EXERCISE ▸ Below are some entries; can you quote all of them exactly?

DATASET EXTRACT ▸
┏━━

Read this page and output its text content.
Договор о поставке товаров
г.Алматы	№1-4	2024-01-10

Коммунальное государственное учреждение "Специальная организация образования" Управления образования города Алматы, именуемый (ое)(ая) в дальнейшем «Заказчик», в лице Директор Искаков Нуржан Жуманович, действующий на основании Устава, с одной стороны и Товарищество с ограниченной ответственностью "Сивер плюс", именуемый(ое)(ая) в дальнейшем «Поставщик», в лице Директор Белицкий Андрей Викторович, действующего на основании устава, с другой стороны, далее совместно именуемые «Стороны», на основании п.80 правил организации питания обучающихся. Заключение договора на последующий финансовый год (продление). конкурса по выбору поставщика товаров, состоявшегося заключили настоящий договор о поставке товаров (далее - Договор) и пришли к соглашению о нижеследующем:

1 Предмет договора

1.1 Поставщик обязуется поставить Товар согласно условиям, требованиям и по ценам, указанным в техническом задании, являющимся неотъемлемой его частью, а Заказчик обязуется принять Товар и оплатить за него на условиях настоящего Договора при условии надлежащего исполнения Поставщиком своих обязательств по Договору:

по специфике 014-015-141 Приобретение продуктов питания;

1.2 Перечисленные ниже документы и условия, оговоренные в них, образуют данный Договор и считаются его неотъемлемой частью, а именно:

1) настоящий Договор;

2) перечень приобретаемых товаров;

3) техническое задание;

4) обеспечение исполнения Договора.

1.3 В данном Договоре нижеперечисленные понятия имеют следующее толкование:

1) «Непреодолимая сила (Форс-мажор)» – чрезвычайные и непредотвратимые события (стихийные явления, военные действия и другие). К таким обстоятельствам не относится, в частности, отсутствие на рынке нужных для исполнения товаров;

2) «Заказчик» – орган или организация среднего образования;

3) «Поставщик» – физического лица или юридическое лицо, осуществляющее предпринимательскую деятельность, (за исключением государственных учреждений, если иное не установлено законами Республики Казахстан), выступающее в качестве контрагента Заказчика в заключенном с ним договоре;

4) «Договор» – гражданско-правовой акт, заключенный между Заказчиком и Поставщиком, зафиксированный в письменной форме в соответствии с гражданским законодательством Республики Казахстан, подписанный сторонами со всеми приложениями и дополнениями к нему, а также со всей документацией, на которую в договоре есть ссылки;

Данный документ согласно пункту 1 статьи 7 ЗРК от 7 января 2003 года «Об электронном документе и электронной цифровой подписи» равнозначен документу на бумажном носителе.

┗━━

THE SOLUTION ▸
Read this page and output its text content.
Договор о поставке товаров
г.Алматы	№1-4	2024-01-10

Коммунальное государственное учреждение "Специальная организация образования" Управления образования города Алматы, именуемый (ое)(ая) в дальнейшем «Заказчик», в лице Директор Искаков Нуржан Жуманович, действующий на основании Устава, с одной стороны и Товарищество с ограниченной ответственностью "Сивер плюс", именуемый(ое)(ая) в дальнейшем «Поставщик», в лице Директор Белицкий Андрей Викторович, действующего на основании устава, с другой стороны, далее совместно именуемые «Стороны», на основании п.80 правил организации питания обучающихся. Заключение договора на последующий финансовый год (продление). конкурса по выбору поставщика товаров, состоявшегося заключили настоящий договор о поставке товаров (далее - Договор) и пришли к соглашению о нижеследующем:

1 Предмет договора

1.1 Поставщик обязуется поставить Товар согласно условиям, требованиям и по ценам, указанным в техническом задании, являющимся неотъемлемой его частью, а Заказчик обязуется принять Товар и оплатить за него на условиях настоящего Договора при условии надлежащего исполнения Поставщиком своих обязательств по Договору:

по специфике 014-015-141 Приобретение продуктов питания;

1.2 Перечисленные ниже документы и условия, оговоренные в них, образуют данный Договор и считаются его неотъемлемой частью, а именно:

1) настоящий Договор;

2) перечень приобретаемых товаров;

3) техническое задание;

4) обеспечение исполнения Договора.

1.3 В данном Договоре нижеперечисленные понятия имеют следующее толкование:

1) «Непреодолимая сила (Форс-мажор)» – чрезвычайные и непредотвратимые события (стихийные явления, военные действия и другие). К таким обстоятельствам не относится, в частности, отсутствие на рынке нужных для исполнения товаров;

2) «Заказчик» – орган или организация среднего образования;

3) «Поставщик» – физического лица или юридическое лицо, осуществляющее предпринимательскую деятельность, (за исключением государственных учреждений, если иное не установлено законами Республики Казахстан), выступающее в качестве контрагента Заказчика в заключенном с ним договоре;

4) «Договор» – гражданско-правовой акт, заключенный между Заказчиком и Поставщиком, зафиксированный в письменной форме в соответствии с гражданским законодательством Республики Казахстан, подписанный сторонами со всеми приложениями и дополнениями к нему, а также со всей документацией, на которую в договоре есть ссылки;

Данный документ согласно пункту 1 статьи 7 ЗРК от 7 января 2003 года «Об электронном документе и электронной цифровой подписи» равнозначен документу на бумажном носителе.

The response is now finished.